> [What the exercise asks]: Type out the data exactly as given. Skip any image.

> [Information supplied]:
§ §

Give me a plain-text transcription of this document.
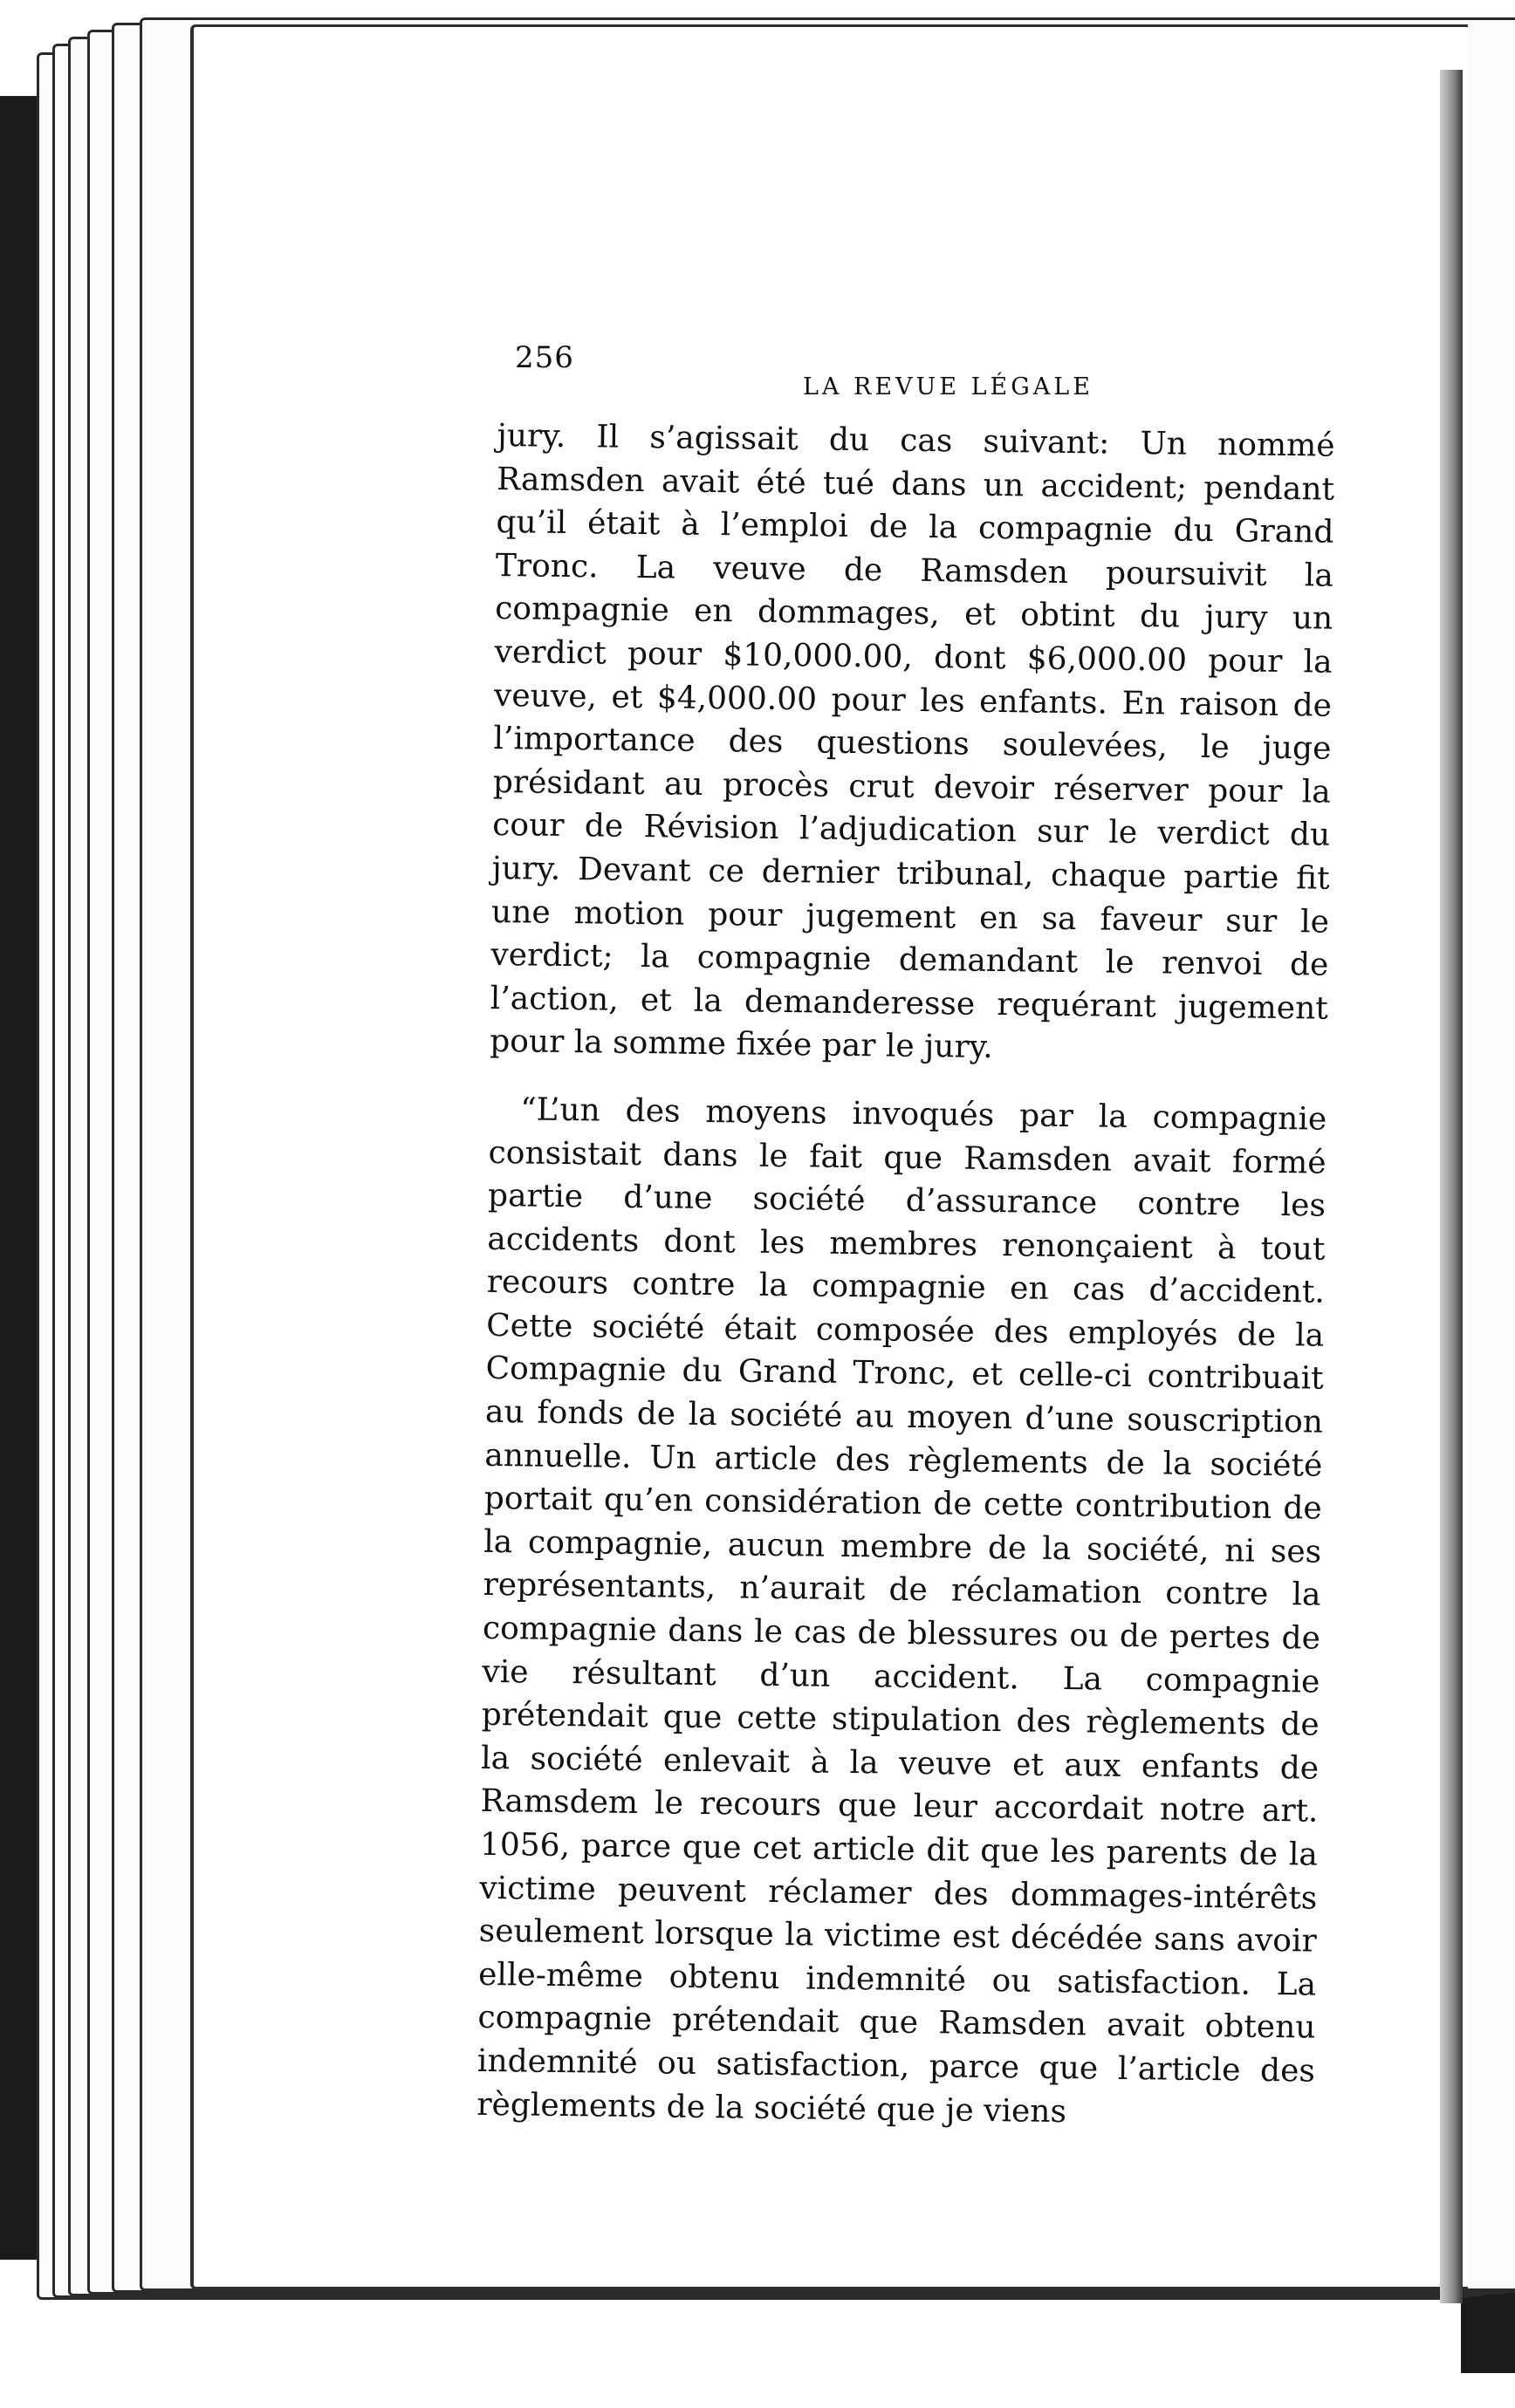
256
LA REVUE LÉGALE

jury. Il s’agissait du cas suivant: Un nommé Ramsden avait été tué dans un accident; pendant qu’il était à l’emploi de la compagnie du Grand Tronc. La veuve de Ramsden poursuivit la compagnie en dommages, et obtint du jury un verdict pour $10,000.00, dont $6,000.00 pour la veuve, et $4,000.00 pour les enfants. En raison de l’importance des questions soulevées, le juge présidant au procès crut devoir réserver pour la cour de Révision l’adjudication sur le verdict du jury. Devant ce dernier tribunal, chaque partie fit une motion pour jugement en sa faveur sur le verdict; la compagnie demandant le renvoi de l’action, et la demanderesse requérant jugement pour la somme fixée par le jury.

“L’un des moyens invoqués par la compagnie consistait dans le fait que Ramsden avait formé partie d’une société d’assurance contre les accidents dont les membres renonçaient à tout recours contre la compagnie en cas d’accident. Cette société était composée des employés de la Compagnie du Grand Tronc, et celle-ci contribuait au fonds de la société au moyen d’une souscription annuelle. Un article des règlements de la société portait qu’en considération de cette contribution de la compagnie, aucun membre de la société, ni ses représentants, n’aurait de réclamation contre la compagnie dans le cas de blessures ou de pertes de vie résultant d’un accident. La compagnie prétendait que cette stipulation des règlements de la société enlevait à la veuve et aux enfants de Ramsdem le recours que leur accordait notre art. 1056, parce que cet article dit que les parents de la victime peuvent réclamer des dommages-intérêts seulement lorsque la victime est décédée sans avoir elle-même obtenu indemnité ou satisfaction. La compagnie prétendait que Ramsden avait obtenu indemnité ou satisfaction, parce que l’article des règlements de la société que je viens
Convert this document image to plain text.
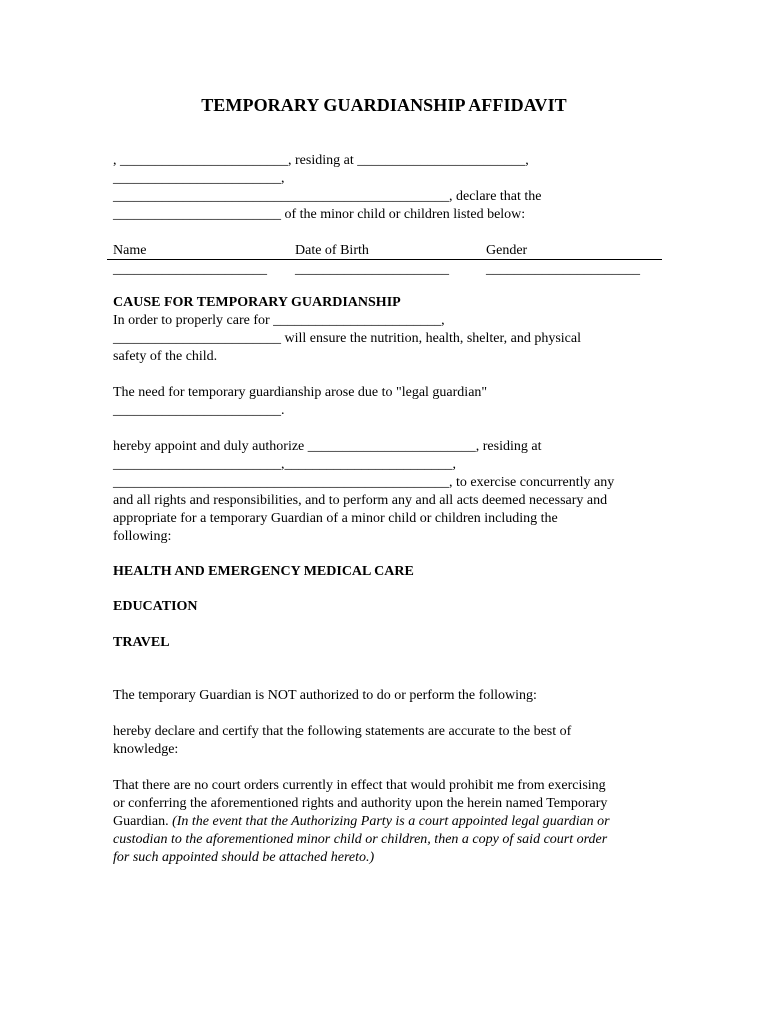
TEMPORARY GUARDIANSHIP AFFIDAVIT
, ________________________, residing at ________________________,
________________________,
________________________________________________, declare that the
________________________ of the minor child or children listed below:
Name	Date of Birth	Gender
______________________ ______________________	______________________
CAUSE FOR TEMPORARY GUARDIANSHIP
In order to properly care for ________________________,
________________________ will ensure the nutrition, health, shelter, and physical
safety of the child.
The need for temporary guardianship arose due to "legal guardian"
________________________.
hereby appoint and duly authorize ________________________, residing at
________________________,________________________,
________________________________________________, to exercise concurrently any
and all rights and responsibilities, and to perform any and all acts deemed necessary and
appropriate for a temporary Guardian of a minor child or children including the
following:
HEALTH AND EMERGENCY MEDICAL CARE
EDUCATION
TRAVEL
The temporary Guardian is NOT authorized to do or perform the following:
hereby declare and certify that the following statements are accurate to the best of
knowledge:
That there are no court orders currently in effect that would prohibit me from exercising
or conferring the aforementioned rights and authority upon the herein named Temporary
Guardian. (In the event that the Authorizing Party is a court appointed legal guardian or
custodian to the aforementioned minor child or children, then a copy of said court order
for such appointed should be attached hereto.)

§ §

> [Problem solution]:
Give me a plain-text transcription of this document.
256
LA REVUE LÉGALE

jury. Il s’agissait du cas suivant: Un nommé Ramsden avait été tué dans un accident; pendant qu’il était à l’emploi de la compagnie du Grand Tronc. La veuve de Ramsden poursuivit la compagnie en dommages, et obtint du jury un verdict pour $10,000.00, dont $6,000.00 pour la veuve, et $4,000.00 pour les enfants. En raison de l’importance des questions soulevées, le juge présidant au procès crut devoir réserver pour la cour de Révision l’adjudication sur le verdict du jury. Devant ce dernier tribunal, chaque partie fit une motion pour jugement en sa faveur sur le verdict; la compagnie demandant le renvoi de l’action, et la demanderesse requérant jugement pour la somme fixée par le jury.

“L’un des moyens invoqués par la compagnie consistait dans le fait que Ramsden avait formé partie d’une société d’assurance contre les accidents dont les membres renonçaient à tout recours contre la compagnie en cas d’accident. Cette société était composée des employés de la Compagnie du Grand Tronc, et celle-ci contribuait au fonds de la société au moyen d’une souscription annuelle. Un article des règlements de la société portait qu’en considération de cette contribution de la compagnie, aucun membre de la société, ni ses représentants, n’aurait de réclamation contre la compagnie dans le cas de blessures ou de pertes de vie résultant d’un accident. La compagnie prétendait que cette stipulation des règlements de la société enlevait à la veuve et aux enfants de Ramsdem le recours que leur accordait notre art. 1056, parce que cet article dit que les parents de la victime peuvent réclamer des dommages-intérêts seulement lorsque la victime est décédée sans avoir elle-même obtenu indemnité ou satisfaction. La compagnie prétendait que Ramsden avait obtenu indemnité ou satisfaction, parce que l’article des règlements de la société que je viens
Convert this document image to plain text.
TEMPORARY GUARDIANSHIP AFFIDAVIT
, ________________________, residing at ________________________,
________________________,
________________________________________________, declare that the
________________________ of the minor child or children listed below:
Name	Date of Birth	Gender
______________________ ______________________	______________________
CAUSE FOR TEMPORARY GUARDIANSHIP
In order to properly care for ________________________,
________________________ will ensure the nutrition, health, shelter, and physical
safety of the child.
The need for temporary guardianship arose due to "legal guardian"
________________________.
hereby appoint and duly authorize ________________________, residing at
________________________,________________________,
________________________________________________, to exercise concurrently any
and all rights and responsibilities, and to perform any and all acts deemed necessary and
appropriate for a temporary Guardian of a minor child or children including the
following:
HEALTH AND EMERGENCY MEDICAL CARE
EDUCATION
TRAVEL
The temporary Guardian is NOT authorized to do or perform the following:
hereby declare and certify that the following statements are accurate to the best of
knowledge:
That there are no court orders currently in effect that would prohibit me from exercising
or conferring the aforementioned rights and authority upon the herein named Temporary
Guardian. (In the event that the Authorizing Party is a court appointed legal guardian or
custodian to the aforementioned minor child or children, then a copy of said court order
for such appointed should be attached hereto.)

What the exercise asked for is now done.